◆ ACTIONS TO TAKE
1 - Answer these questions about the gradient-computation post:
(a) Who wrote the post, and on what date?
(b) According to the poster, how many loops does the Python function for the gradient have?
(c) What does the docstring say the argument X holds?
2 - Which lines of the records contain the string "page"? Return each such line in full, and treat case as significant.

◆ DOCUMENT SEGMENT
*****
MLS C1 W2 - Gradient computation: implementation vs equation

Andromeda18 · July 26, 2022, 5:37pm

Hi,

I’m probably missing something here but, as can be seen below, the Python function to compute the gradient has two loops, whereas the equation for the gradient with respect to wj only has one summation symbol.

def compute_gradient(X, y, w, b): 
    """
    Computes the gradient for linear regression 
    Args:
      X (ndarray (m,n)): Data, m examples with n features
      y (ndarray (m,)) : target values
      w (ndarray (n,)) : model parameters  
      b (scalar)       : model parameter
      
    Returns:
      dj_dw (ndarray (n,)): The gradient of the cost w.r.t. the parameters w. 
      dj_db (scalar):       The gradient of the cost w.r.t. the parameter b. 
    """
    m,n = X.shape           #(number of examples, number of features)
    dj_dw = np.zeros((n,))
    dj_db = 0.
*****
◆ TASK INPUTS
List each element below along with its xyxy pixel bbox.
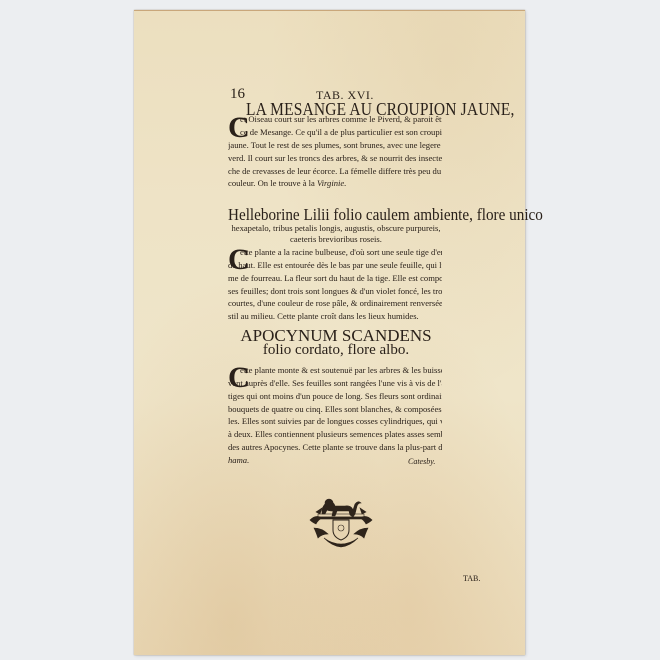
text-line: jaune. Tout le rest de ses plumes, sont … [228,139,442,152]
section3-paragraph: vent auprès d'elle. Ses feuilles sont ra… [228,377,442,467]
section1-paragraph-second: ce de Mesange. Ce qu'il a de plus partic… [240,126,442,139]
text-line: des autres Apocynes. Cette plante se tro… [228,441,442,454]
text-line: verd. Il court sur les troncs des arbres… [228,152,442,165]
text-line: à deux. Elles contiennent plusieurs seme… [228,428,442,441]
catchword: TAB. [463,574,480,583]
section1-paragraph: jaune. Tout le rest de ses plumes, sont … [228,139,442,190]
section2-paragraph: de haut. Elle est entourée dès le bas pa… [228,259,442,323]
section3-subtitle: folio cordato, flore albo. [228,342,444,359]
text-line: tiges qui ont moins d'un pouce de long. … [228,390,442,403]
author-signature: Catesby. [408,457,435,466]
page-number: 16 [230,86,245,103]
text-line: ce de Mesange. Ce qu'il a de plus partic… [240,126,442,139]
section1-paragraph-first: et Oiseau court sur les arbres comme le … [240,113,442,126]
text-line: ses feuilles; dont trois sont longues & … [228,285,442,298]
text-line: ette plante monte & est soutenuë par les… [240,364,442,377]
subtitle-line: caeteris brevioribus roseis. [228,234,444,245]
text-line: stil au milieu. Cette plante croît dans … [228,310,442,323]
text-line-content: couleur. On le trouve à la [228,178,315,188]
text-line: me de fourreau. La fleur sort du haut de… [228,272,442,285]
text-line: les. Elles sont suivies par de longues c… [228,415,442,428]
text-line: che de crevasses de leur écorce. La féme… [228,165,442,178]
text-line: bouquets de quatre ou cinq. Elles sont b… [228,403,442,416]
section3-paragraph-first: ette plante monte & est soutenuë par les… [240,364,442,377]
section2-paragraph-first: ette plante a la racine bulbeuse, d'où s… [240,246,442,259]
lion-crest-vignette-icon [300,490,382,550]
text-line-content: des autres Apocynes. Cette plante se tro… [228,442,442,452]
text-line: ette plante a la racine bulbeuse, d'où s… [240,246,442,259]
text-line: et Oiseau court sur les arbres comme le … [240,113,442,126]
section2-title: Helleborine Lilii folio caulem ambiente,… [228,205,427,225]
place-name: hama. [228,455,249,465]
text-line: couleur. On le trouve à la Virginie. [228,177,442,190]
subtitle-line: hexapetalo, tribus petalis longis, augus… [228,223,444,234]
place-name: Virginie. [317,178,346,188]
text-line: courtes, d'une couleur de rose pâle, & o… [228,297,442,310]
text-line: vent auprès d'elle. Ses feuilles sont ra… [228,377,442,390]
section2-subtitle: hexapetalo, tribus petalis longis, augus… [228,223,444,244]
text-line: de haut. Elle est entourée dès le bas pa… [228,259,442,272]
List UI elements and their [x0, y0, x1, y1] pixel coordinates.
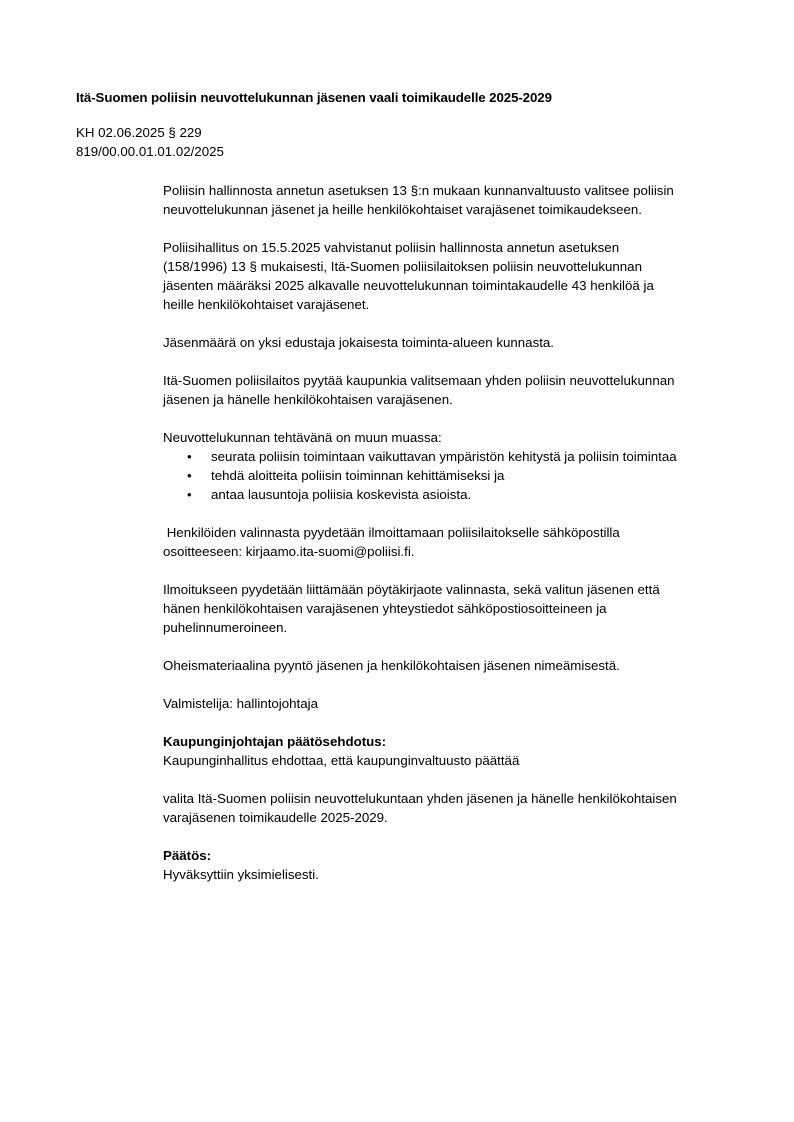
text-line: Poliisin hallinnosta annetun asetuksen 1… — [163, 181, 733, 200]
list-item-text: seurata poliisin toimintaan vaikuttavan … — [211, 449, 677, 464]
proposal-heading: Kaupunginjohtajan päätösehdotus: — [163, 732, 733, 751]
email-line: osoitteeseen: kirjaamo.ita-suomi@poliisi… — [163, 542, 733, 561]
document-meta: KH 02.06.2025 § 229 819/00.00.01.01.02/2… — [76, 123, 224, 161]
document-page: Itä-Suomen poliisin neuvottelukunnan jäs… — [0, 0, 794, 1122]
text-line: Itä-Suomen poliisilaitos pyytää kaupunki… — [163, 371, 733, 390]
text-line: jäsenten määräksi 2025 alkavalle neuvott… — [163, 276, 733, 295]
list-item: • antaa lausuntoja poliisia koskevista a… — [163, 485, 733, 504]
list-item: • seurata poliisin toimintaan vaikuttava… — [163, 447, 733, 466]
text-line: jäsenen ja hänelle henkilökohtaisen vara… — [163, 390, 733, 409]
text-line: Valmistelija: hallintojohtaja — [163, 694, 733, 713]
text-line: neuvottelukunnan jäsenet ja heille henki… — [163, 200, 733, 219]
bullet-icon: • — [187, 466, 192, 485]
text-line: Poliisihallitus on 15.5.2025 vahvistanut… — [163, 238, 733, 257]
*****
◆ OUTPUTS IN ORDER
1 -
(a) Andromeda18, on July 26, 2022
(b) Two
(c) Data, m examples with n features

2 -
page-number: 16 [230,86,245,103]
document-page: Itä-Suomen poliisin neuvottelukunnan jäs… — [0, 0, 794, 1122]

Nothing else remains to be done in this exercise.